Extract provided –
━━━
Using Windows Mixed Reality to visualize sentient spaces with rtXRView

The Windows Mixed Reality version of 3DView is now working nicely. Had a few problems with my Windows development PC which is a few years old and didn’t have adequate USB ports. In the end this PCI-e USB 3.1 card solved that problem otherwise a complete upgrade might have been required. A different USB 3.0 card did not work however.

Hopefully this is the last time that I see the displays all lined up like that. The space modeling software is coming along and soon it will be possible to model a space with a (relatively) simple procedural definition file. Potentially this could be texture mapped from a 3D scan of rooms but the simplified models generated procedurally with simple textures might well be good enough. Then it will be possible to position versions of these displays (and lots of other things) in the correct rooms.
━━━
Source material –
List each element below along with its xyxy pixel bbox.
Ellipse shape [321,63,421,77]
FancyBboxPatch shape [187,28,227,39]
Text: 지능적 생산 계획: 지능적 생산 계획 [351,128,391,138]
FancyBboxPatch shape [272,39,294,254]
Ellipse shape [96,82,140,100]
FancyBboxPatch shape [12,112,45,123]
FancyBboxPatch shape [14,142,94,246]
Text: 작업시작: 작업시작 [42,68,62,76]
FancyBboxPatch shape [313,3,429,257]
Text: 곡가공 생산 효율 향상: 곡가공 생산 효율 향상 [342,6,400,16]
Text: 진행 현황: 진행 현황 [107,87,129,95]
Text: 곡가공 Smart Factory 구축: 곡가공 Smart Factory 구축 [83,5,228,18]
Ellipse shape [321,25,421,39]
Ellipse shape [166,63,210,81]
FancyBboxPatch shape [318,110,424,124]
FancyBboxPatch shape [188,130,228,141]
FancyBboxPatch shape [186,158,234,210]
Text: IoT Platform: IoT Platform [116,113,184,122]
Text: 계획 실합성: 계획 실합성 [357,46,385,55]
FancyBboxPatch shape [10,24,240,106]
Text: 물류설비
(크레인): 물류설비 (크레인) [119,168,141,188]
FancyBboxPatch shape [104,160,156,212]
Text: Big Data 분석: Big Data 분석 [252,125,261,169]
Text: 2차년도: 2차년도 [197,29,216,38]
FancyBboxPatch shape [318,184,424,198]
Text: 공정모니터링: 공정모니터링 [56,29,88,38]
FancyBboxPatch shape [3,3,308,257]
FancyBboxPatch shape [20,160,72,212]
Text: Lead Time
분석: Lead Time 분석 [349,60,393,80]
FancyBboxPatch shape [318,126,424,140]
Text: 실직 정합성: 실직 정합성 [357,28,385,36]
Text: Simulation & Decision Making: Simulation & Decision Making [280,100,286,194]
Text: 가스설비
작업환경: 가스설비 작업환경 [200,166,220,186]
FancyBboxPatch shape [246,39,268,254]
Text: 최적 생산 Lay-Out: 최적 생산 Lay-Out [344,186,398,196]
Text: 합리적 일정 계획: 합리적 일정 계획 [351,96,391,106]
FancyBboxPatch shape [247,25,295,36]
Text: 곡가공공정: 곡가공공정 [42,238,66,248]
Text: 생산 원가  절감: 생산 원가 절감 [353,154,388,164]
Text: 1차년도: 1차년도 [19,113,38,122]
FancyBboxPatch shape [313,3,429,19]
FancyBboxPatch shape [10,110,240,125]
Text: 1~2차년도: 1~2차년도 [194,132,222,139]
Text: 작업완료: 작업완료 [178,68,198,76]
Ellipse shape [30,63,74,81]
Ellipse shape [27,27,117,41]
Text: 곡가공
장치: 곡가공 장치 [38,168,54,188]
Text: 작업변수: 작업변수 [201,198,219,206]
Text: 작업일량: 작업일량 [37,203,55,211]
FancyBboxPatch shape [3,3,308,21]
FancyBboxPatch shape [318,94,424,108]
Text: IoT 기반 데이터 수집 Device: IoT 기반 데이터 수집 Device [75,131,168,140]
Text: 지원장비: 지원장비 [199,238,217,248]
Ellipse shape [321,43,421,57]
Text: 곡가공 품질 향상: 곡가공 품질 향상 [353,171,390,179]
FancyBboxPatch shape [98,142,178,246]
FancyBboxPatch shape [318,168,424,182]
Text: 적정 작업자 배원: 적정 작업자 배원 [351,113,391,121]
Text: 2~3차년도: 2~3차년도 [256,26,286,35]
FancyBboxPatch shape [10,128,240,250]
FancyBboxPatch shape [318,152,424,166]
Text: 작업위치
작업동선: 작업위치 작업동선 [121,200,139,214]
━━━
Activity 1 – In the post on visualizing sentient spaces with rtXRView, what solved the USB port problem on the Windows development PC?
Activity 2 – Continue the rtXRView post on Windows Mixed Reality from its final sentence.

Written reply 1 – A PCI-e USB 3.1 card.

Written reply 2 –
XRView is intended to be runnable both on Windows MR headsets (I am using the Samsung Odyssey as it has a good display and built-in audio) and HoloLens. Now clearly VR modes and AR modes have to be completely different. In VR, you navigate and interact with the motion controllers and see the modeled space whereas in AR you navigate by walking around, interact using the clicker and don’t see the modeled space directly. However, the modeled space will still be there and will be used instead of the spatially mapped surfaces that the HoloLens might normally use. This means that objects placed in the model by a VR user will appear to AR users correctly positioned and vice versa. One key advantage of using the modeled space rather than the dynamically mapped space generated by the HoloLens itself is that it is easy to add context to the surfaces using the procedural model language. Another is the ability to interwork with non-HoloLens AR headsets that can share the HoloLens spatial map data. The procedural model becomes a platform-independent spatial mapping that “just” leaves the problem of spatial synchronization to the individual headsets.

I am sure that there will be some fun challenges in getting spatial synchronization but that’s something for later.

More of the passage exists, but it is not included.